==== SUPPLIED DATA ====

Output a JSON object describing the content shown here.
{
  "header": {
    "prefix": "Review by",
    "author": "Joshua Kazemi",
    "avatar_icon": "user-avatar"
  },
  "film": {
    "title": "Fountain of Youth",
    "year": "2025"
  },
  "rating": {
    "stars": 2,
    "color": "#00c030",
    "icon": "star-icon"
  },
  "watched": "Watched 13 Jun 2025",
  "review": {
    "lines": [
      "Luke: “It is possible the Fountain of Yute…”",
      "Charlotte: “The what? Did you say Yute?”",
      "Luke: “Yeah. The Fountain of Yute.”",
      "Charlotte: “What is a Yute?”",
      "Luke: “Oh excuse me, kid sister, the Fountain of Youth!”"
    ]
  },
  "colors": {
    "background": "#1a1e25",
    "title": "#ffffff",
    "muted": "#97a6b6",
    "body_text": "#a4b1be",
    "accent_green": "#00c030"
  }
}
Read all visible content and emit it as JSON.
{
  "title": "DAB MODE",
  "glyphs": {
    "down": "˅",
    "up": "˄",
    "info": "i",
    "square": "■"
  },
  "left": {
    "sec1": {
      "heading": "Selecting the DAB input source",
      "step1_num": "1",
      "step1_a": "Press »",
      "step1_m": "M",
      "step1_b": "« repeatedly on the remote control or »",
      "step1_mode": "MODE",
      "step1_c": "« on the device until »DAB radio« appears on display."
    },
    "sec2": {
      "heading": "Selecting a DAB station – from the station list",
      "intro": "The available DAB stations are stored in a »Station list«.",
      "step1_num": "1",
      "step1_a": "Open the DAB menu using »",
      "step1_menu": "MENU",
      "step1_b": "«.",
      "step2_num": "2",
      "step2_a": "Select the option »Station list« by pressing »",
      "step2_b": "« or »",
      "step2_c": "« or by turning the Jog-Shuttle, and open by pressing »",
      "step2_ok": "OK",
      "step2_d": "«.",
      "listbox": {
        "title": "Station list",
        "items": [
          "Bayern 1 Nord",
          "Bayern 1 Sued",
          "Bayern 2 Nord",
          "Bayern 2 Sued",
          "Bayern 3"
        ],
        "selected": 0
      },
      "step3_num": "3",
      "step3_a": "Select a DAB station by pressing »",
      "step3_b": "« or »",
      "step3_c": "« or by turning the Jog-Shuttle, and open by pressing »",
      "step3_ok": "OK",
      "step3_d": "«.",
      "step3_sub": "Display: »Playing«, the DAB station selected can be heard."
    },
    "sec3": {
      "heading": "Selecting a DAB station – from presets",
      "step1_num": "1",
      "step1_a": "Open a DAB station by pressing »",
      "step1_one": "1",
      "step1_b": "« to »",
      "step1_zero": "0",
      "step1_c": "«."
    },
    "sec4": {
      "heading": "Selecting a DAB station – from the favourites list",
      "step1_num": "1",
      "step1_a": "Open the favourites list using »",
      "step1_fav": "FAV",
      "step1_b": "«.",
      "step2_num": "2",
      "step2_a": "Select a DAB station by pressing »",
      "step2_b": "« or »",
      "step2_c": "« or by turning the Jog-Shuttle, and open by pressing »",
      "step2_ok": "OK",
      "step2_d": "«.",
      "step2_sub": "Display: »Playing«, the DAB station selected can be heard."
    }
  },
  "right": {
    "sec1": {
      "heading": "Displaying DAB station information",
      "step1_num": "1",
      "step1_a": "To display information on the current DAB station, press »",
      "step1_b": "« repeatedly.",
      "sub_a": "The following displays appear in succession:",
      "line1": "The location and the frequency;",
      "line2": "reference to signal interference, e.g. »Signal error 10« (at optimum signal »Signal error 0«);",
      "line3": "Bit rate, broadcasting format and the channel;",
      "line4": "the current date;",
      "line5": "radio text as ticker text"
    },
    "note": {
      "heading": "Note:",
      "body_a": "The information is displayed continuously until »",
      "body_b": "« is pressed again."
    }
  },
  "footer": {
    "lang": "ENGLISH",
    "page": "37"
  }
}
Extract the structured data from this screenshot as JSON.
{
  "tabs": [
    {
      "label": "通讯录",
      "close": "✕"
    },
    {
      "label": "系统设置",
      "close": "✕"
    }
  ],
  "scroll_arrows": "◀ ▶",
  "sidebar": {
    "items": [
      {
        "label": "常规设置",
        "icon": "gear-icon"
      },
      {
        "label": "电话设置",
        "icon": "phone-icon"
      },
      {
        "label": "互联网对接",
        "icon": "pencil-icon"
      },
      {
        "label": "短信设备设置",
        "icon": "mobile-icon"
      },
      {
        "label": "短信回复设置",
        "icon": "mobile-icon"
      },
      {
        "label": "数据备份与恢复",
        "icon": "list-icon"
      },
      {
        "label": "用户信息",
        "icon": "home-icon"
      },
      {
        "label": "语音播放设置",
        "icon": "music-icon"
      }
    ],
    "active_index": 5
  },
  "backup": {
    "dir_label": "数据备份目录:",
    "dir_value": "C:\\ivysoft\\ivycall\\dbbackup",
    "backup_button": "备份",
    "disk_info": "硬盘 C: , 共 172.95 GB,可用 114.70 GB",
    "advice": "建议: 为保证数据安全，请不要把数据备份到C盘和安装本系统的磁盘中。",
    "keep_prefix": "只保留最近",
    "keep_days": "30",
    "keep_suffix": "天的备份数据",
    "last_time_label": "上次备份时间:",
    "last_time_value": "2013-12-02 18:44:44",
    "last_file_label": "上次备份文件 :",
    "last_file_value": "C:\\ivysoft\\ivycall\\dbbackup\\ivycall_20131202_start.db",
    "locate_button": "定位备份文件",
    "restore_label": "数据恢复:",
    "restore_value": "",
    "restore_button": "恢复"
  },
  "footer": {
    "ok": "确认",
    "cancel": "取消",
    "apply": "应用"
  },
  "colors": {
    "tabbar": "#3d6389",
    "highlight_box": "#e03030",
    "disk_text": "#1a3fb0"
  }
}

====

Your task is to reproduce all of the records exactly.

Output a JSON object describing the content shown here.
{
  "header": {
    "prefix": "Review by",
    "author": "Joshua Kazemi",
    "avatar_icon": "user-avatar"
  },
  "film": {
    "title": "Fountain of Youth",
    "year": "2025"
  },
  "rating": {
    "stars": 2,
    "color": "#00c030",
    "icon": "star-icon"
  },
  "watched": "Watched 13 Jun 2025",
  "review": {
    "lines": [
      "Luke: “It is possible the Fountain of Yute…”",
      "Charlotte: “The what? Did you say Yute?”",
      "Luke: “Yeah. The Fountain of Yute.”",
      "Charlotte: “What is a Yute?”",
      "Luke: “Oh excuse me, kid sister, the Fountain of Youth!”"
    ]
  },
  "colors": {
    "background": "#1a1e25",
    "title": "#ffffff",
    "muted": "#97a6b6",
    "body_text": "#a4b1be",
    "accent_green": "#00c030"
  }
}
Read all visible content and emit it as JSON.
{
  "title": "DAB MODE",
  "glyphs": {
    "down": "˅",
    "up": "˄",
    "info": "i",
    "square": "■"
  },
  "left": {
    "sec1": {
      "heading": "Selecting the DAB input source",
      "step1_num": "1",
      "step1_a": "Press »",
      "step1_m": "M",
      "step1_b": "« repeatedly on the remote control or »",
      "step1_mode": "MODE",
      "step1_c": "« on the device until »DAB radio« appears on display."
    },
    "sec2": {
      "heading": "Selecting a DAB station – from the station list",
      "intro": "The available DAB stations are stored in a »Station list«.",
      "step1_num": "1",
      "step1_a": "Open the DAB menu using »",
      "step1_menu": "MENU",
      "step1_b": "«.",
      "step2_num": "2",
      "step2_a": "Select the option »Station list« by pressing »",
      "step2_b": "« or »",
      "step2_c": "« or by turning the Jog-Shuttle, and open by pressing »",
      "step2_ok": "OK",
      "step2_d": "«.",
      "listbox": {
        "title": "Station list",
        "items": [
          "Bayern 1 Nord",
          "Bayern 1 Sued",
          "Bayern 2 Nord",
          "Bayern 2 Sued",
          "Bayern 3"
        ],
        "selected": 0
      },
      "step3_num": "3",
      "step3_a": "Select a DAB station by pressing »",
      "step3_b": "« or »",
      "step3_c": "« or by turning the Jog-Shuttle, and open by pressing »",
      "step3_ok": "OK",
      "step3_d": "«.",
      "step3_sub": "Display: »Playing«, the DAB station selected can be heard."
    },
    "sec3": {
      "heading": "Selecting a DAB station – from presets",
      "step1_num": "1",
      "step1_a": "Open a DAB station by pressing »",
      "step1_one": "1",
      "step1_b": "« to »",
      "step1_zero": "0",
      "step1_c": "«."
    },
    "sec4": {
      "heading": "Selecting a DAB station – from the favourites list",
      "step1_num": "1",
      "step1_a": "Open the favourites list using »",
      "step1_fav": "FAV",
      "step1_b": "«.",
      "step2_num": "2",
      "step2_a": "Select a DAB station by pressing »",
      "step2_b": "« or »",
      "step2_c": "« or by turning the Jog-Shuttle, and open by pressing »",
      "step2_ok": "OK",
      "step2_d": "«.",
      "step2_sub": "Display: »Playing«, the DAB station selected can be heard."
    }
  },
  "right": {
    "sec1": {
      "heading": "Displaying DAB station information",
      "step1_num": "1",
      "step1_a": "To display information on the current DAB station, press »",
      "step1_b": "« repeatedly.",
      "sub_a": "The following displays appear in succession:",
      "line1": "The location and the frequency;",
      "line2": "reference to signal interference, e.g. »Signal error 10« (at optimum signal »Signal error 0«);",
      "line3": "Bit rate, broadcasting format and the channel;",
      "line4": "the current date;",
      "line5": "radio text as ticker text"
    },
    "note": {
      "heading": "Note:",
      "body_a": "The information is displayed continuously until »",
      "body_b": "« is pressed again."
    }
  },
  "footer": {
    "lang": "ENGLISH",
    "page": "37"
  }
}
Extract the structured data from this screenshot as JSON.
{
  "tabs": [
    {
      "label": "通讯录",
      "close": "✕"
    },
    {
      "label": "系统设置",
      "close": "✕"
    }
  ],
  "scroll_arrows": "◀ ▶",
  "sidebar": {
    "items": [
      {
        "label": "常规设置",
        "icon": "gear-icon"
      },
      {
        "label": "电话设置",
        "icon": "phone-icon"
      },
      {
        "label": "互联网对接",
        "icon": "pencil-icon"
      },
      {
        "label": "短信设备设置",
        "icon": "mobile-icon"
      },
      {
        "label": "短信回复设置",
        "icon": "mobile-icon"
      },
      {
        "label": "数据备份与恢复",
        "icon": "list-icon"
      },
      {
        "label": "用户信息",
        "icon": "home-icon"
      },
      {
        "label": "语音播放设置",
        "icon": "music-icon"
      }
    ],
    "active_index": 5
  },
  "backup": {
    "dir_label": "数据备份目录:",
    "dir_value": "C:\\ivysoft\\ivycall\\dbbackup",
    "backup_button": "备份",
    "disk_info": "硬盘 C: , 共 172.95 GB,可用 114.70 GB",
    "advice": "建议: 为保证数据安全，请不要把数据备份到C盘和安装本系统的磁盘中。",
    "keep_prefix": "只保留最近",
    "keep_days": "30",
    "keep_suffix": "天的备份数据",
    "last_time_label": "上次备份时间:",
    "last_time_value": "2013-12-02 18:44:44",
    "last_file_label": "上次备份文件 :",
    "last_file_value": "C:\\ivysoft\\ivycall\\dbbackup\\ivycall_20131202_start.db",
    "locate_button": "定位备份文件",
    "restore_label": "数据恢复:",
    "restore_value": "",
    "restore_button": "恢复"
  },
  "footer": {
    "ok": "确认",
    "cancel": "取消",
    "apply": "应用"
  },
  "colors": {
    "tabbar": "#3d6389",
    "highlight_box": "#e03030",
    "disk_text": "#1a3fb0"
  }
}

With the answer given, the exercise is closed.